Labeled region entries →
┏━━

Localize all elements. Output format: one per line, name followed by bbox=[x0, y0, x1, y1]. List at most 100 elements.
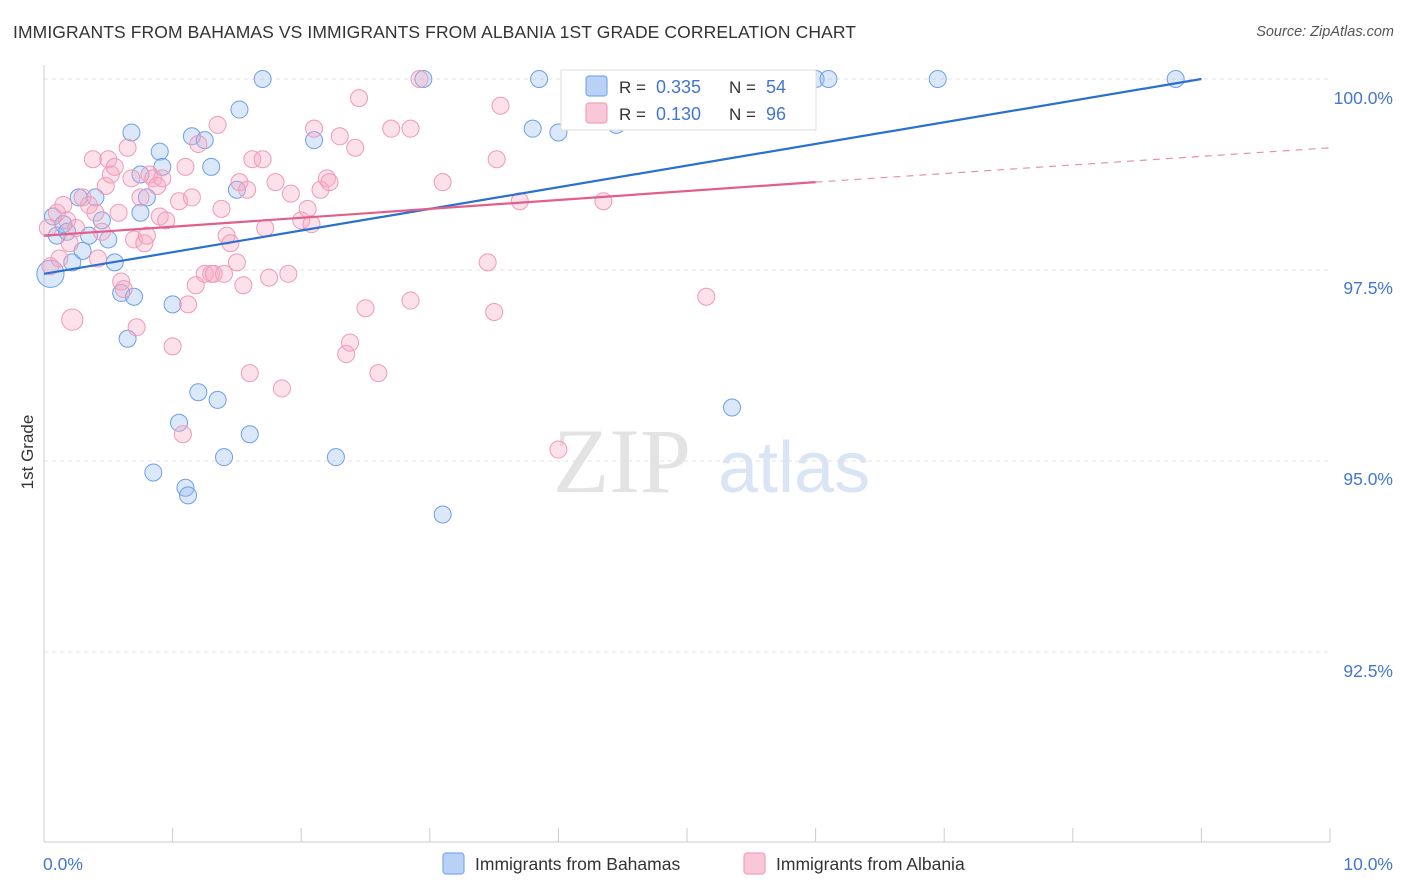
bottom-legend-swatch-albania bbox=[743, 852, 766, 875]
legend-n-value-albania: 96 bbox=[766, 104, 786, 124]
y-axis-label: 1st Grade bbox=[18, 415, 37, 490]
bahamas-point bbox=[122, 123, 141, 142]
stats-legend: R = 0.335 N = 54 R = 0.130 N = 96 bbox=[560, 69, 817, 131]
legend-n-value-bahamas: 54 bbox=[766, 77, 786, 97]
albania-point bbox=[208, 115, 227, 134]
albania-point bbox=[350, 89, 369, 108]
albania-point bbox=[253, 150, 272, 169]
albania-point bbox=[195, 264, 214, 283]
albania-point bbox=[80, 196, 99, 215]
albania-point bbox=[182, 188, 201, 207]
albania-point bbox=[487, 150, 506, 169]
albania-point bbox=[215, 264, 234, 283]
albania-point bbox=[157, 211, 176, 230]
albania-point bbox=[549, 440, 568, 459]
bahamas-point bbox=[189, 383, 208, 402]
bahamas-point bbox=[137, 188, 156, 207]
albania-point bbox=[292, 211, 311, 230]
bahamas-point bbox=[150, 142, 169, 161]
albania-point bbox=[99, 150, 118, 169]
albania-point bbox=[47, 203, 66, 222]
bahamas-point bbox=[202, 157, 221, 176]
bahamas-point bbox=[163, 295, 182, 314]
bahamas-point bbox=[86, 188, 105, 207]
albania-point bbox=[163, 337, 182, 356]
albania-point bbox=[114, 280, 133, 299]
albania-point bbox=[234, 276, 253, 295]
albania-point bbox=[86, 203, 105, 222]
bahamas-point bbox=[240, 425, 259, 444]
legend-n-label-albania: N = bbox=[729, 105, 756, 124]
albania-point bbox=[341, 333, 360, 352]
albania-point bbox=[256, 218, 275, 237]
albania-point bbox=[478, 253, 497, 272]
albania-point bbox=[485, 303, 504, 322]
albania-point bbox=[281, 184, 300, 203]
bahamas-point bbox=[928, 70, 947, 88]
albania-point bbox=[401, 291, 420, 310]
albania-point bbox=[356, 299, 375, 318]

┗━━

YOUR INSTRUCTIONS → Copy out the material above word for word, omitting the picture.

WORKED ANSWER →
Localize all elements. Output format: one per line, name followed by bbox=[x0, y0, x1, y1]. List at most 100 elements.
bottom-legend-swatch-albania bbox=[743, 852, 766, 875]
legend-n-value-albania: 96 bbox=[766, 104, 786, 124]
y-axis-label: 1st Grade bbox=[18, 415, 37, 490]
bahamas-point bbox=[122, 123, 141, 142]
stats-legend: R = 0.335 N = 54 R = 0.130 N = 96 bbox=[560, 69, 817, 131]
legend-n-value-bahamas: 54 bbox=[766, 77, 786, 97]
albania-point bbox=[208, 115, 227, 134]
albania-point bbox=[350, 89, 369, 108]
albania-point bbox=[253, 150, 272, 169]
albania-point bbox=[195, 264, 214, 283]
albania-point bbox=[80, 196, 99, 215]
albania-point bbox=[182, 188, 201, 207]
albania-point bbox=[487, 150, 506, 169]
albania-point bbox=[215, 264, 234, 283]
albania-point bbox=[157, 211, 176, 230]
albania-point bbox=[549, 440, 568, 459]
bahamas-point bbox=[189, 383, 208, 402]
bahamas-point bbox=[137, 188, 156, 207]
albania-point bbox=[292, 211, 311, 230]
bahamas-point bbox=[150, 142, 169, 161]
albania-point bbox=[99, 150, 118, 169]
albania-point bbox=[47, 203, 66, 222]
bahamas-point bbox=[202, 157, 221, 176]
bahamas-point bbox=[163, 295, 182, 314]
bahamas-point bbox=[86, 188, 105, 207]
albania-point bbox=[163, 337, 182, 356]
albania-point bbox=[114, 280, 133, 299]
albania-point bbox=[234, 276, 253, 295]
albania-point bbox=[86, 203, 105, 222]
bahamas-point bbox=[240, 425, 259, 444]
legend-n-label-albania: N = bbox=[729, 105, 756, 124]
albania-point bbox=[341, 333, 360, 352]
albania-point bbox=[256, 218, 275, 237]
albania-point bbox=[478, 253, 497, 272]
albania-point bbox=[485, 303, 504, 322]
albania-point bbox=[281, 184, 300, 203]
bahamas-point bbox=[928, 70, 947, 88]
albania-point bbox=[401, 291, 420, 310]
albania-point bbox=[356, 299, 375, 318]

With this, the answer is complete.